↓↓↓
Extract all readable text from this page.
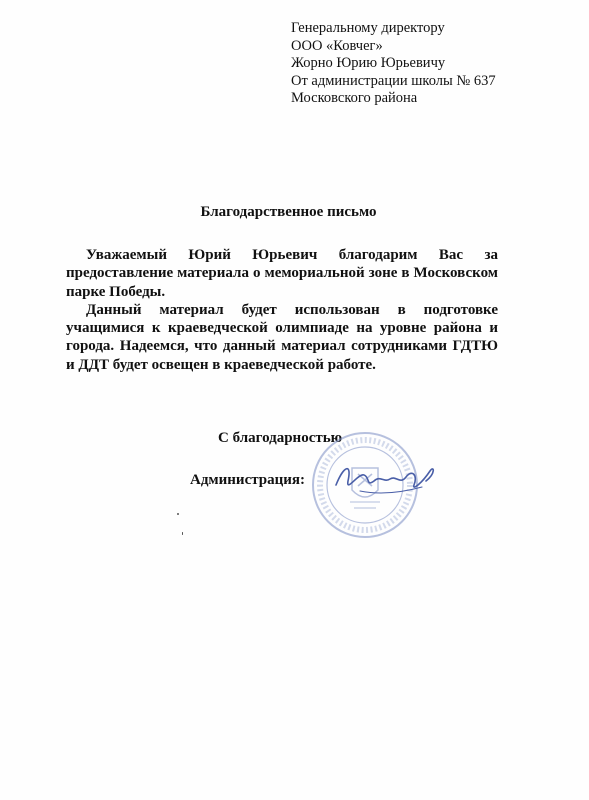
Генеральному директору
ООО «Ковчег»
Жорно Юрию Юрьевичу
От администрации школы № 637
Московского района
Благодарственное письмо

Уважаемый Юрий Юрьевич благодарим Вас за предоставление материала о мемориальной зоне в Московском парке Победы.

Данный материал будет использован в подготовке учащимися к краеведческой олимпиаде на уровне района и города. Надеемся, что данный материал сотрудниками ГДТЮ и ДДТ будет освещен в краеведческой работе.

С благодарностью
Администрация:
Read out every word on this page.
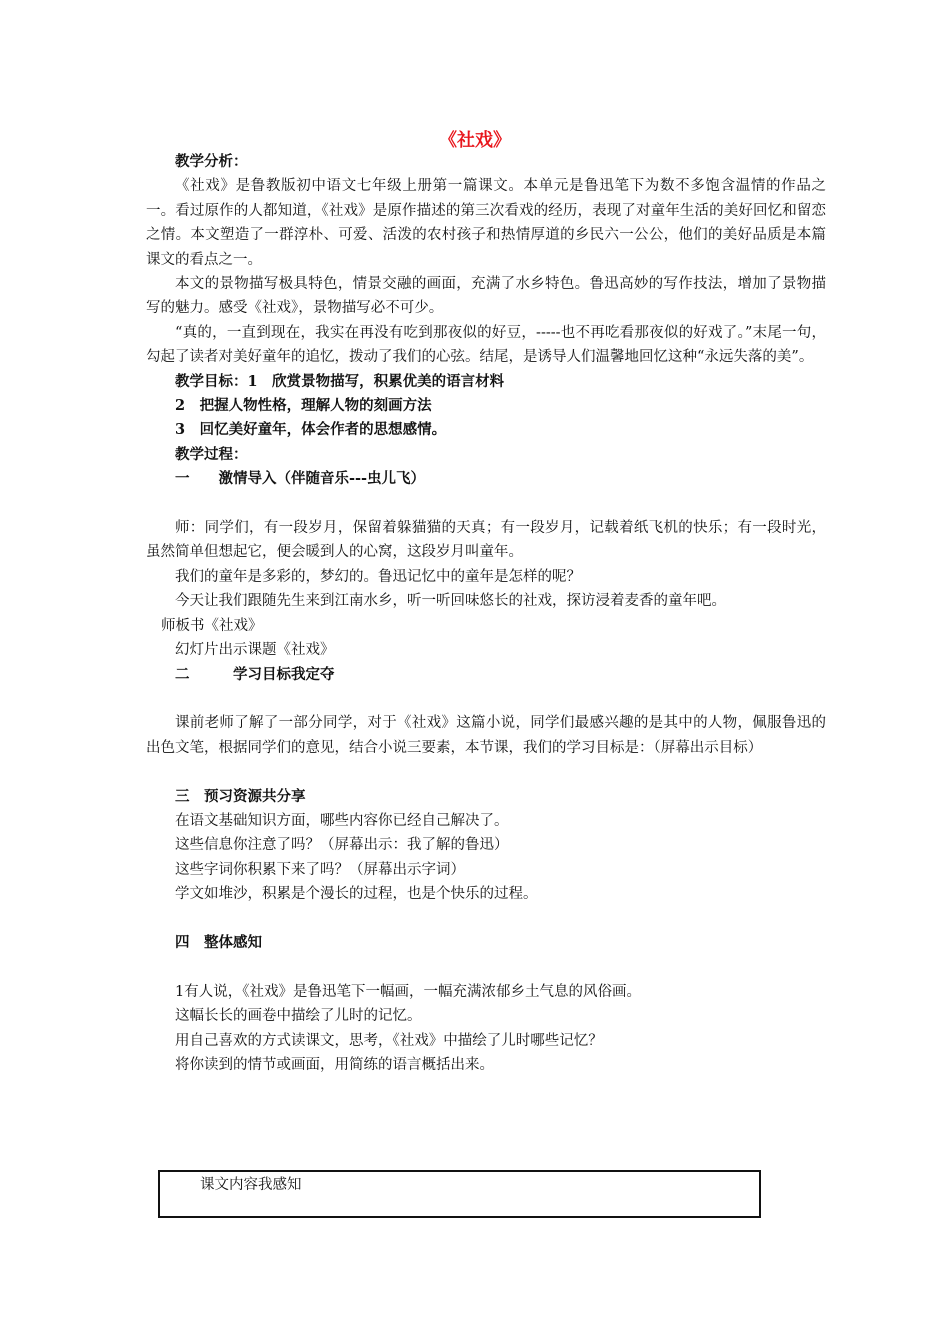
《社戏》

教学分析：

《社戏》是鲁教版初中语文七年级上册第一篇课文。本单元是鲁迅笔下为数不多饱含温情的作品之一。看过原作的人都知道，《社戏》是原作描述的第三次看戏的经历，表现了对童年生活的美好回忆和留恋之情。本文塑造了一群淳朴、可爱、活泼的农村孩子和热情厚道的乡民六一公公，他们的美好品质是本篇课文的看点之一。

本文的景物描写极具特色，情景交融的画面，充满了水乡特色。鲁迅高妙的写作技法，增加了景物描写的魅力。感受《社戏》，景物描写必不可少。

“真的，一直到现在，我实在再没有吃到那夜似的好豆，-----也不再吃看那夜似的好戏了。”末尾一句，勾起了读者对美好童年的追忆，拨动了我们的心弦。结尾，是诱导人们温馨地回忆这种“永远失落的美”。

教学目标：1　欣赏景物描写，积累优美的语言材料

2　把握人物性格，理解人物的刻画方法

3　回忆美好童年，体会作者的思想感情。

教学过程：

一　　激情导入（伴随音乐---虫儿飞）

师：同学们，有一段岁月，保留着躲猫猫的天真；有一段岁月，记载着纸飞机的快乐；有一段时光，虽然简单但想起它，便会暖到人的心窝，这段岁月叫童年。

我们的童年是多彩的，梦幻的。鲁迅记忆中的童年是怎样的呢？

今天让我们跟随先生来到江南水乡，听一听回味悠长的社戏，探访浸着麦香的童年吧。

师板书《社戏》

幻灯片出示课题《社戏》

二　　　学习目标我定夺

课前老师了解了一部分同学，对于《社戏》这篇小说，同学们最感兴趣的是其中的人物，佩服鲁迅的出色文笔，根据同学们的意见，结合小说三要素，本节课，我们的学习目标是：（屏幕出示目标）

三　预习资源共分享

在语文基础知识方面，哪些内容你已经自己解决了。

这些信息你注意了吗？（屏幕出示：我了解的鲁迅）

这些字词你积累下来了吗？（屏幕出示字词）

学文如堆沙，积累是个漫长的过程，也是个快乐的过程。

四　整体感知

1有人说，《社戏》是鲁迅笔下一幅画，一幅充满浓郁乡土气息的风俗画。

这幅长长的画卷中描绘了儿时的记忆。

用自己喜欢的方式读课文，思考，《社戏》中描绘了儿时哪些记忆？

将你读到的情节或画面，用简练的语言概括出来。

课文内容我感知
↑↑↑
Write out the listing above again, exactly, but with no pictures in the copy.

— THE REPLY —
Extract all readable text from this page.
Генеральному директору
ООО «Ковчег»
Жорно Юрию Юрьевичу
От администрации школы № 637
Московского района
Благодарственное письмо

Уважаемый Юрий Юрьевич благодарим Вас за предоставление материала о мемориальной зоне в Московском парке Победы.

Данный материал будет использован в подготовке учащимися к краеведческой олимпиаде на уровне района и города. Надеемся, что данный материал сотрудниками ГДТЮ и ДДТ будет освещен в краеведческой работе.

С благодарностью
Администрация:
Read out every word on this page.
《社戏》

教学分析：

《社戏》是鲁教版初中语文七年级上册第一篇课文。本单元是鲁迅笔下为数不多饱含温情的作品之一。看过原作的人都知道，《社戏》是原作描述的第三次看戏的经历，表现了对童年生活的美好回忆和留恋之情。本文塑造了一群淳朴、可爱、活泼的农村孩子和热情厚道的乡民六一公公，他们的美好品质是本篇课文的看点之一。

本文的景物描写极具特色，情景交融的画面，充满了水乡特色。鲁迅高妙的写作技法，增加了景物描写的魅力。感受《社戏》，景物描写必不可少。

“真的，一直到现在，我实在再没有吃到那夜似的好豆，-----也不再吃看那夜似的好戏了。”末尾一句，勾起了读者对美好童年的追忆，拨动了我们的心弦。结尾，是诱导人们温馨地回忆这种“永远失落的美”。

教学目标：1　欣赏景物描写，积累优美的语言材料

2　把握人物性格，理解人物的刻画方法

3　回忆美好童年，体会作者的思想感情。

教学过程：

一　　激情导入（伴随音乐---虫儿飞）

师：同学们，有一段岁月，保留着躲猫猫的天真；有一段岁月，记载着纸飞机的快乐；有一段时光，虽然简单但想起它，便会暖到人的心窝，这段岁月叫童年。

我们的童年是多彩的，梦幻的。鲁迅记忆中的童年是怎样的呢？

今天让我们跟随先生来到江南水乡，听一听回味悠长的社戏，探访浸着麦香的童年吧。

师板书《社戏》

幻灯片出示课题《社戏》

二　　　学习目标我定夺

课前老师了解了一部分同学，对于《社戏》这篇小说，同学们最感兴趣的是其中的人物，佩服鲁迅的出色文笔，根据同学们的意见，结合小说三要素，本节课，我们的学习目标是：（屏幕出示目标）

三　预习资源共分享

在语文基础知识方面，哪些内容你已经自己解决了。

这些信息你注意了吗？（屏幕出示：我了解的鲁迅）

这些字词你积累下来了吗？（屏幕出示字词）

学文如堆沙，积累是个漫长的过程，也是个快乐的过程。

四　整体感知

1有人说，《社戏》是鲁迅笔下一幅画，一幅充满浓郁乡土气息的风俗画。

这幅长长的画卷中描绘了儿时的记忆。

用自己喜欢的方式读课文，思考，《社戏》中描绘了儿时哪些记忆？

将你读到的情节或画面，用简练的语言概括出来。

课文内容我感知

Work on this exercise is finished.